## Brief
Every entry below should be printed exactly, without its images.

## The data
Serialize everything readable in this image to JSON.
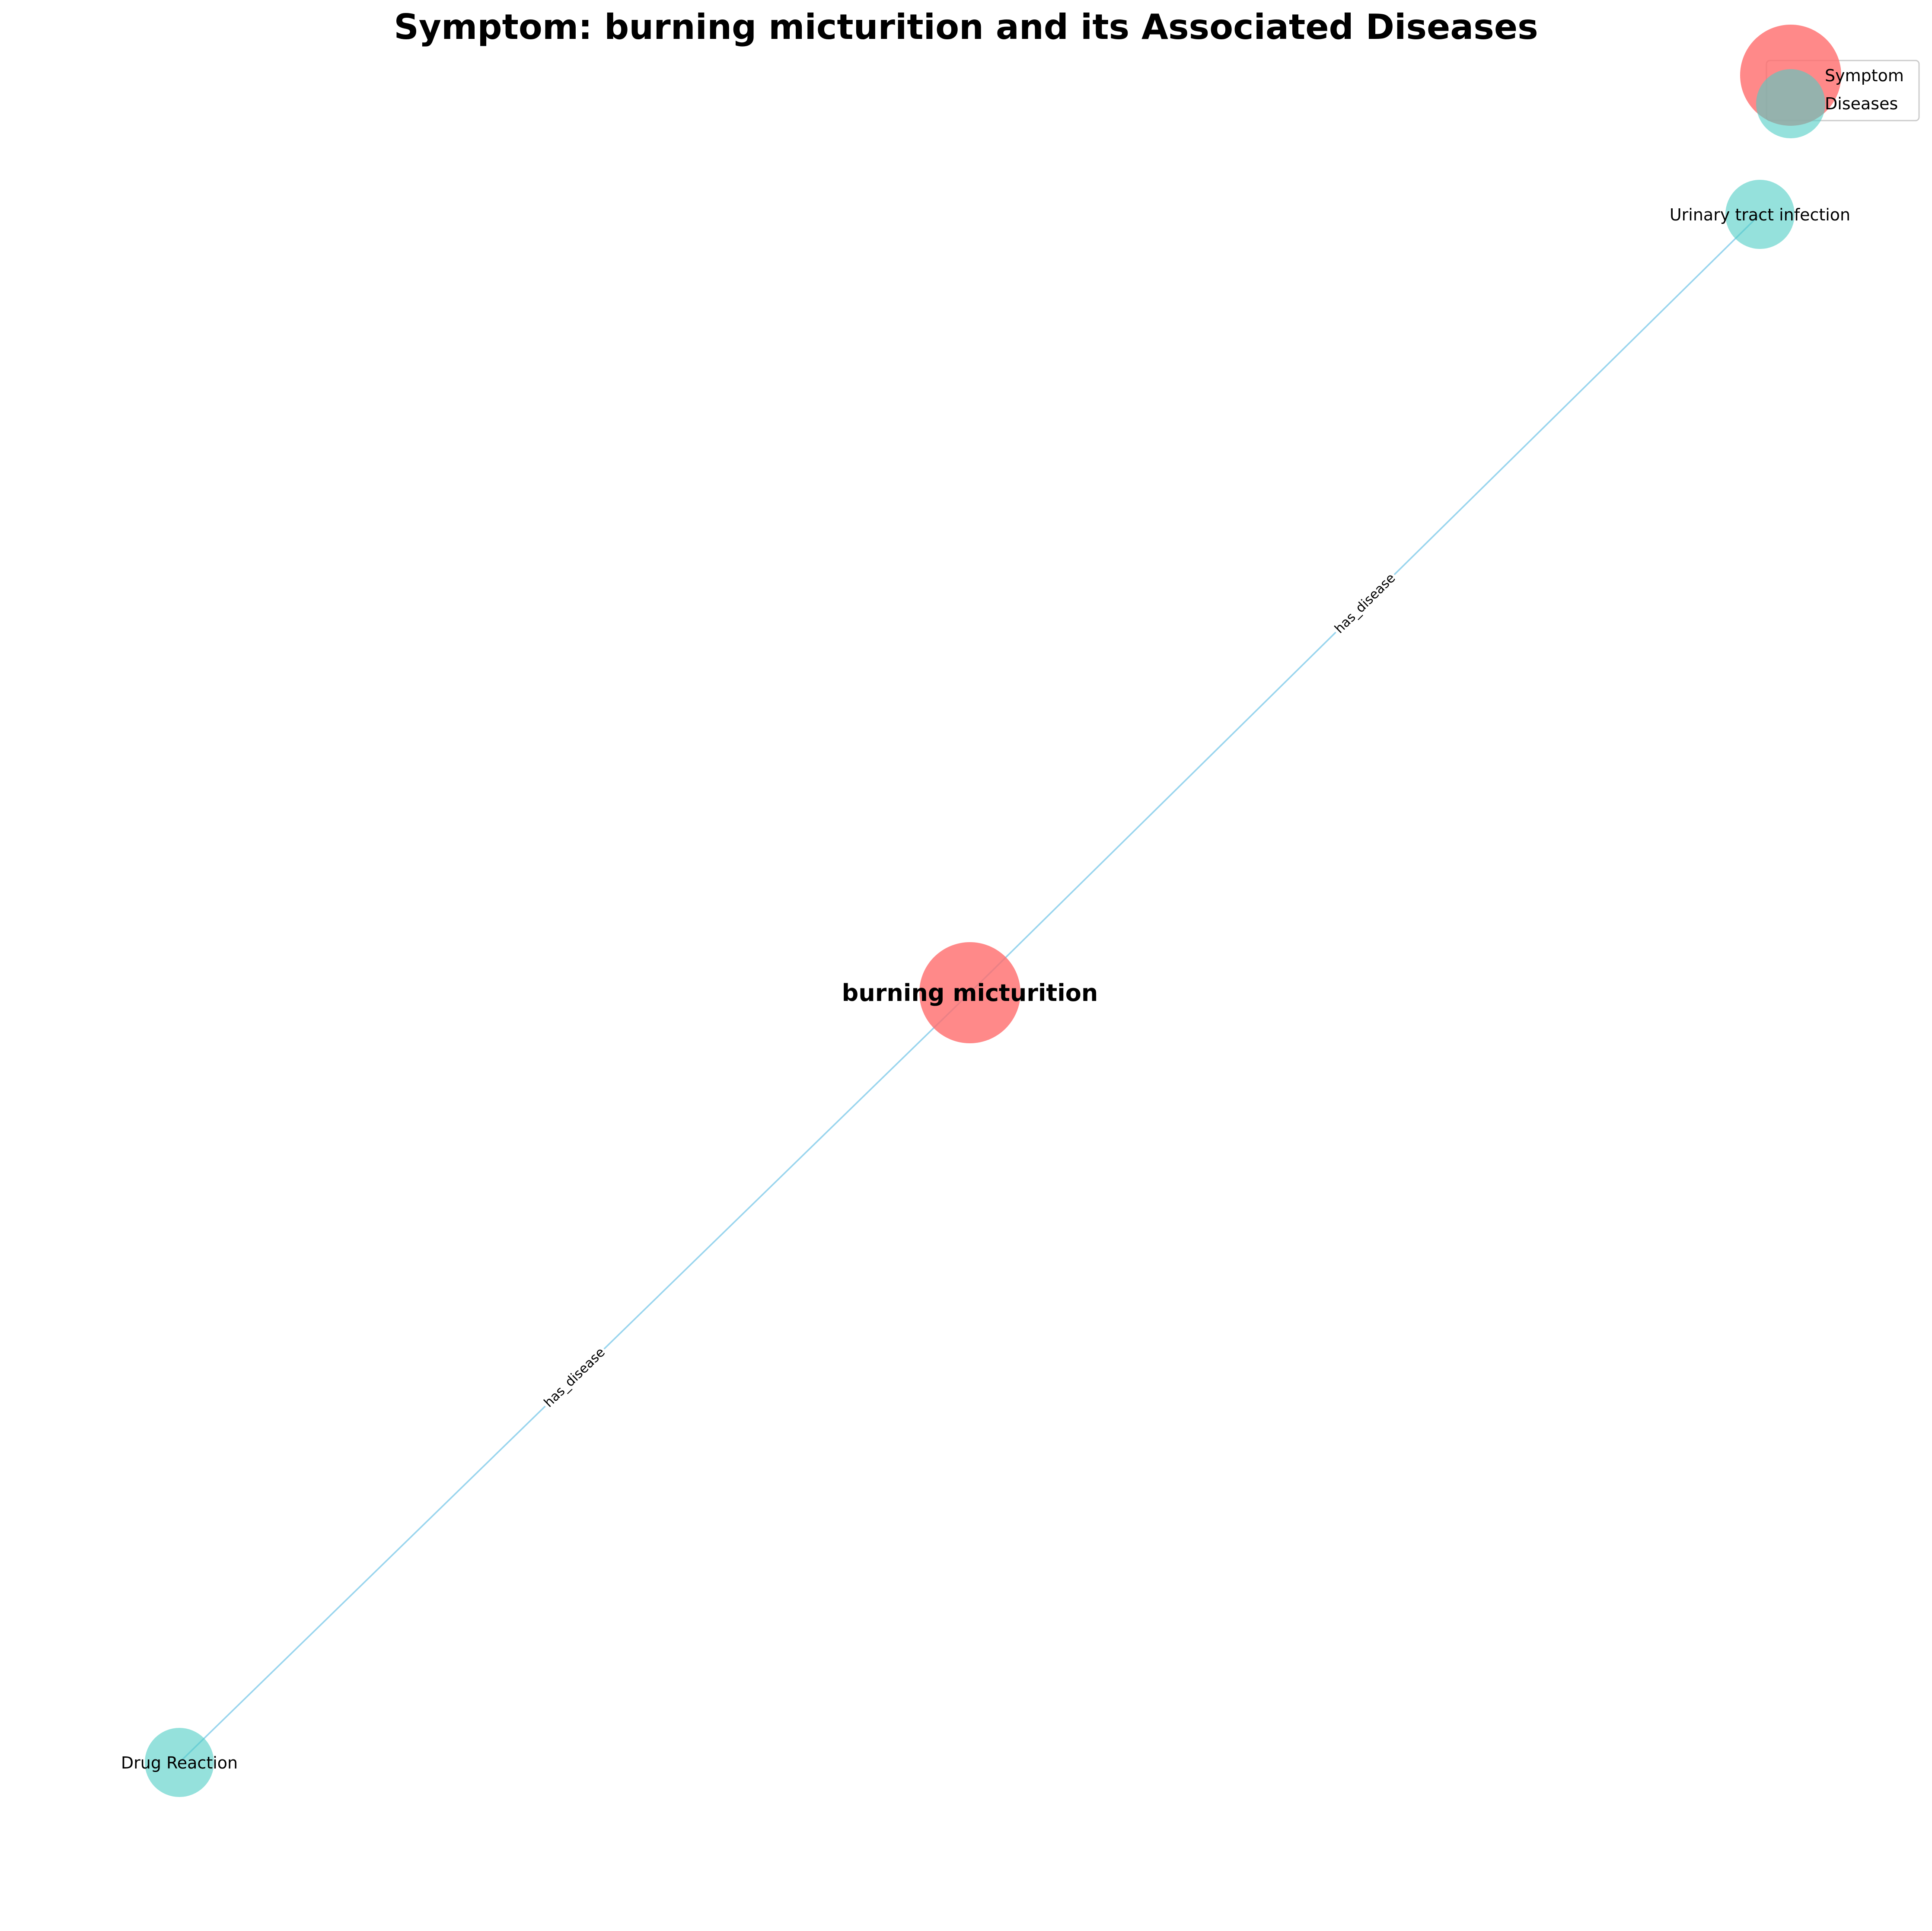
{
  "title": "Symptom: burning micturition and its Associated Diseases",
  "legend": {
    "symptom_label": "Symptom",
    "diseases_label": "Diseases"
  },
  "colors": {
    "symptom": "#ff6b6b",
    "disease": "#4ecdc4",
    "edge": "#87ceeb"
  },
  "nodes": {
    "symptom": {
      "label": "burning micturition"
    },
    "uti": {
      "label": "Urinary tract infection"
    },
    "drug_reaction": {
      "label": "Drug Reaction"
    }
  },
  "edges": {
    "to_uti": {
      "label": "has_disease"
    },
    "to_drug_reaction": {
      "label": "has_disease"
    }
  }
}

## Result of this task
Serialize everything readable in this image to JSON.
{
  "title": "Symptom: burning micturition and its Associated Diseases",
  "legend": {
    "symptom_label": "Symptom",
    "diseases_label": "Diseases"
  },
  "colors": {
    "symptom": "#ff6b6b",
    "disease": "#4ecdc4",
    "edge": "#87ceeb"
  },
  "nodes": {
    "symptom": {
      "label": "burning micturition"
    },
    "uti": {
      "label": "Urinary tract infection"
    },
    "drug_reaction": {
      "label": "Drug Reaction"
    }
  },
  "edges": {
    "to_uti": {
      "label": "has_disease"
    },
    "to_drug_reaction": {
      "label": "has_disease"
    }
  }
}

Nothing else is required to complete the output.